Records to use:
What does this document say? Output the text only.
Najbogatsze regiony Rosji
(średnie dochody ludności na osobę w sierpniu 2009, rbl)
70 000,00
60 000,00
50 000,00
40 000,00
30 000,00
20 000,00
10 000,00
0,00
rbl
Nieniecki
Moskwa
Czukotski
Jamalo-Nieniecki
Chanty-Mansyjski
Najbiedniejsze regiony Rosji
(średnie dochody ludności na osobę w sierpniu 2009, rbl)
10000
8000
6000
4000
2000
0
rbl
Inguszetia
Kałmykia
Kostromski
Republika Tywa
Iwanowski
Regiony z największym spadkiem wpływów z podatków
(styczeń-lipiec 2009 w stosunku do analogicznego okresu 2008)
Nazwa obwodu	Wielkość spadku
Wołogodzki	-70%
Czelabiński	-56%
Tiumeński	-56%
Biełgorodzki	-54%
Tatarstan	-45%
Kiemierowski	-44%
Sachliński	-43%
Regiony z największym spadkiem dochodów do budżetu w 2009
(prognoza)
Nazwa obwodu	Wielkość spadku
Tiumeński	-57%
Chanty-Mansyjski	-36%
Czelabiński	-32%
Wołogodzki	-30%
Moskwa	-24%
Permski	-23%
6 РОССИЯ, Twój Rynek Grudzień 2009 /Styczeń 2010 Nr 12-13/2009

Task requirements: Go through the listing above and restate it word for word.

Complete response:
What does this document say? Output the text only.
Najbogatsze regiony Rosji
(średnie dochody ludności na osobę w sierpniu 2009, rbl)
70 000,00
60 000,00
50 000,00
40 000,00
30 000,00
20 000,00
10 000,00
0,00
rbl
Nieniecki
Moskwa
Czukotski
Jamalo-Nieniecki
Chanty-Mansyjski
Najbiedniejsze regiony Rosji
(średnie dochody ludności na osobę w sierpniu 2009, rbl)
10000
8000
6000
4000
2000
0
rbl
Inguszetia
Kałmykia
Kostromski
Republika Tywa
Iwanowski
Regiony z największym spadkiem wpływów z podatków
(styczeń-lipiec 2009 w stosunku do analogicznego okresu 2008)
Nazwa obwodu	Wielkość spadku
Wołogodzki	-70%
Czelabiński	-56%
Tiumeński	-56%
Biełgorodzki	-54%
Tatarstan	-45%
Kiemierowski	-44%
Sachliński	-43%
Regiony z największym spadkiem dochodów do budżetu w 2009
(prognoza)
Nazwa obwodu	Wielkość spadku
Tiumeński	-57%
Chanty-Mansyjski	-36%
Czelabiński	-32%
Wołogodzki	-30%
Moskwa	-24%
Permski	-23%
6 РОССИЯ, Twój Rynek Grudzień 2009 /Styczeń 2010 Nr 12-13/2009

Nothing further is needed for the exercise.